** Start of Task material **

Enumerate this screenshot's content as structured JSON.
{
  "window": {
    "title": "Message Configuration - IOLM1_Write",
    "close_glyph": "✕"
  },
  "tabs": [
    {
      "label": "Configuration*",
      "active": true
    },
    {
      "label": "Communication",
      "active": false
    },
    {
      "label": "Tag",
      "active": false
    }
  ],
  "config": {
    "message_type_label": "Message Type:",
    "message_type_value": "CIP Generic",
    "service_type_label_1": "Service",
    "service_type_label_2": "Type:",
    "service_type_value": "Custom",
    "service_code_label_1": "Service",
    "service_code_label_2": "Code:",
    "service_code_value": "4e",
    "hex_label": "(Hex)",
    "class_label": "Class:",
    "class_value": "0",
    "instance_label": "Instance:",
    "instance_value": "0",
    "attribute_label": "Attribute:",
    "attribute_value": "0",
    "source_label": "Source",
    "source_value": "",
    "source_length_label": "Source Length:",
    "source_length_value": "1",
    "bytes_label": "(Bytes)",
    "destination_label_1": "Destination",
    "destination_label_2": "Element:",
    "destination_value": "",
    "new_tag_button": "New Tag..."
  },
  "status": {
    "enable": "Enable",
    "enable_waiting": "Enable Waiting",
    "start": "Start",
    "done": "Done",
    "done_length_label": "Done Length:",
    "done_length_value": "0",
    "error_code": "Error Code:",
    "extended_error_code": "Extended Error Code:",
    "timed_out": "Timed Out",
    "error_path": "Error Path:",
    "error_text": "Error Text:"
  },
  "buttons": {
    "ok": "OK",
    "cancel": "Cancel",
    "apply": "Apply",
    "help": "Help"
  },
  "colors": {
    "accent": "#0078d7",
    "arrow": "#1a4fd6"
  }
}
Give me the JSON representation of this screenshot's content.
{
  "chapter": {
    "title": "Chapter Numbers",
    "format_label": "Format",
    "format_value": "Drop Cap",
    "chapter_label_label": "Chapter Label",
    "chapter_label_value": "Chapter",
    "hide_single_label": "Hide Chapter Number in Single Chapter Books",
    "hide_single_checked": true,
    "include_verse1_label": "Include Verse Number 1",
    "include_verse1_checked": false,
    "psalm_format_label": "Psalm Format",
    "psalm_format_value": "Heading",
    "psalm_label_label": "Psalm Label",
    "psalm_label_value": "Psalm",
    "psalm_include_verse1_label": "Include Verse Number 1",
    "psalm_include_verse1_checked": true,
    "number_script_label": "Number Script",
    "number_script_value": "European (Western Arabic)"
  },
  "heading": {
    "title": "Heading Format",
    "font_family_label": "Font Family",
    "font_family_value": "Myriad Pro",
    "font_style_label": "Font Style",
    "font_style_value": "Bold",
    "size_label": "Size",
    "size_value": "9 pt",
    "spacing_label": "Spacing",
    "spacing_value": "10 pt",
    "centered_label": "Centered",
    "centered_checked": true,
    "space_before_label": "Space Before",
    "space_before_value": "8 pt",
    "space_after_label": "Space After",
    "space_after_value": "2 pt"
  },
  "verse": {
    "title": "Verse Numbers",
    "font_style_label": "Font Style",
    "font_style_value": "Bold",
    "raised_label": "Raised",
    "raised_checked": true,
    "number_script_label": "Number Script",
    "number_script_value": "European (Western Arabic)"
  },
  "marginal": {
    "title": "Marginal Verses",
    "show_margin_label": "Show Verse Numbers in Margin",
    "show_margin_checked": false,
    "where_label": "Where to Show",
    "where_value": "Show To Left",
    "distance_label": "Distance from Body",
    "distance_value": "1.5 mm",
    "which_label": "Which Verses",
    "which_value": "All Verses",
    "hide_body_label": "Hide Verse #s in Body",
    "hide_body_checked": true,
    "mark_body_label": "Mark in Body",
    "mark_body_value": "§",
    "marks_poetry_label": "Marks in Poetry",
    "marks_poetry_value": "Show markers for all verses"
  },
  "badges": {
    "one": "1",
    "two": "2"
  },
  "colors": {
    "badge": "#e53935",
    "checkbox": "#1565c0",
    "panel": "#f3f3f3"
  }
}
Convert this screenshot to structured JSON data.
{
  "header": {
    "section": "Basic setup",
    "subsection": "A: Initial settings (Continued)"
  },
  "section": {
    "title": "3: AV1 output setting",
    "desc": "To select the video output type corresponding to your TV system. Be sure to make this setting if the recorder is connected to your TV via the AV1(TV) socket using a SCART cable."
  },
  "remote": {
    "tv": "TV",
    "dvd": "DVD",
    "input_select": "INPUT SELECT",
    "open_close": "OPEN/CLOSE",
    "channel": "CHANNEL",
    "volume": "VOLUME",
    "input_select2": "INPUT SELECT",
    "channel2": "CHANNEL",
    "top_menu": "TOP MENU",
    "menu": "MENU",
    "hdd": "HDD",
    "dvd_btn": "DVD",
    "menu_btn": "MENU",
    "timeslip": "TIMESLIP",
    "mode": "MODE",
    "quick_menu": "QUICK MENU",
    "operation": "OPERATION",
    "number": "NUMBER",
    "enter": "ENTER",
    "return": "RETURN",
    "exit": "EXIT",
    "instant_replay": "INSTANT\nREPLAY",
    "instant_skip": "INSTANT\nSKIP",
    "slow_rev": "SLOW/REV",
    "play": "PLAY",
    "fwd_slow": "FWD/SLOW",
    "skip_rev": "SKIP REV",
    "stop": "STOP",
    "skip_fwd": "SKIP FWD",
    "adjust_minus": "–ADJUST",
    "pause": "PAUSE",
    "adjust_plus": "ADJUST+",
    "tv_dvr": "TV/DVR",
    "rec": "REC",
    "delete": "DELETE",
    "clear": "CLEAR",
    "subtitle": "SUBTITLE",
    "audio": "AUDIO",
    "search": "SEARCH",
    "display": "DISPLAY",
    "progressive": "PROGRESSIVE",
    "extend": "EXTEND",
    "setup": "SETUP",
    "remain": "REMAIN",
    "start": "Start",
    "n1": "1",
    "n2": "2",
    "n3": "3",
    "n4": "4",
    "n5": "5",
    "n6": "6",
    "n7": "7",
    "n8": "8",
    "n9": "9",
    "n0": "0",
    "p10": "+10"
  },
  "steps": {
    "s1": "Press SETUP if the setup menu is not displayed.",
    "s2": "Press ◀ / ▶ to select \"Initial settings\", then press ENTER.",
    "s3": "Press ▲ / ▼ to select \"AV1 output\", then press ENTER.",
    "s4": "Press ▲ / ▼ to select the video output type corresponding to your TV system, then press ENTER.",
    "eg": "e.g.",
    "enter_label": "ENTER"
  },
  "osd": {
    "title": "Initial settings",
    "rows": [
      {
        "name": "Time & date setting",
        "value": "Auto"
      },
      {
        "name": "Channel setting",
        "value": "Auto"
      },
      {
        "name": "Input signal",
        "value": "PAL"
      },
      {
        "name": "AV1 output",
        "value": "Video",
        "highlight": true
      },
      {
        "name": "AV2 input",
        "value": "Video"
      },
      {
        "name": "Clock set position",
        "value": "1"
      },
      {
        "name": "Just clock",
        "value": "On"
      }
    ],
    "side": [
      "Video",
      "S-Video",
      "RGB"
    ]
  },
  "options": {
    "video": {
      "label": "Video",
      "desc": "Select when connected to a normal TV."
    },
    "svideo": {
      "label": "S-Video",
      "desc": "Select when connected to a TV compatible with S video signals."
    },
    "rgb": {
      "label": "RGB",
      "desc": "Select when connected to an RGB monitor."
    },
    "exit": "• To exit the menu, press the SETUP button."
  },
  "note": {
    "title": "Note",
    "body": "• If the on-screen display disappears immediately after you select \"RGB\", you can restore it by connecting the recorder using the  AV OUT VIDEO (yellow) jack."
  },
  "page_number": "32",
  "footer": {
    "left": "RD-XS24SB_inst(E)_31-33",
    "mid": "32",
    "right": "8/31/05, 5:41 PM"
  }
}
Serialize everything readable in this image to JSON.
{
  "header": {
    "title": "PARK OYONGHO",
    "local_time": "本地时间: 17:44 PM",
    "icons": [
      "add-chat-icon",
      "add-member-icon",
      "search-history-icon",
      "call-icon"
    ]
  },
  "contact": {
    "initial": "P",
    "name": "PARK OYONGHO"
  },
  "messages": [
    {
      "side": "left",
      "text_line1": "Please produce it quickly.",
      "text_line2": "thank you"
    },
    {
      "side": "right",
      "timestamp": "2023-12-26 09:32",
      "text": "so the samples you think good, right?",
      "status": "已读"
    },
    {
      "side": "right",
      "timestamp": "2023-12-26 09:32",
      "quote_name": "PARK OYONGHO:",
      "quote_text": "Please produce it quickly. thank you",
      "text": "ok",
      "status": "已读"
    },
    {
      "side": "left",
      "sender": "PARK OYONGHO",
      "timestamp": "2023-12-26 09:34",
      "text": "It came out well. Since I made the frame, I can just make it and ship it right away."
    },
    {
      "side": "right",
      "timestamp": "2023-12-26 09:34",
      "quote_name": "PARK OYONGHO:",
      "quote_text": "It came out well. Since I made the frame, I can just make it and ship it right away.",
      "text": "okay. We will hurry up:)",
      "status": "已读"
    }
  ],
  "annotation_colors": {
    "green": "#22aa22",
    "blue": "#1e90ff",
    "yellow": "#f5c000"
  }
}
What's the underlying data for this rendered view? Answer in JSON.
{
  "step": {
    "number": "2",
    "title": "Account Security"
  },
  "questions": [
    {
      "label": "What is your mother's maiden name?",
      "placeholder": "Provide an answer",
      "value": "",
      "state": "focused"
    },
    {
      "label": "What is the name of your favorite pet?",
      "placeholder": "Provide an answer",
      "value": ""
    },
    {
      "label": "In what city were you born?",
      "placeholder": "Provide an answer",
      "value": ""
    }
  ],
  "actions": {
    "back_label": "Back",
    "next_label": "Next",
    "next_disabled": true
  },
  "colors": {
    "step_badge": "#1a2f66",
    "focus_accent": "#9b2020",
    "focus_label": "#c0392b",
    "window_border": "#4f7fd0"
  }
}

** End of Task material **

To be done
Find the word "desc" in the data and show each line that holds it.

Result for this exercise
    "desc": "To select the video output type corresponding to your TV system. Be sure to make this setting if the recorder is connected to your TV via the AV1(TV) socket using a SCART cable."
      "desc": "Select when connected to a normal TV."
      "desc": "Select when connected to a TV compatible with S video signals."
      "desc": "Select when connected to an RGB monitor."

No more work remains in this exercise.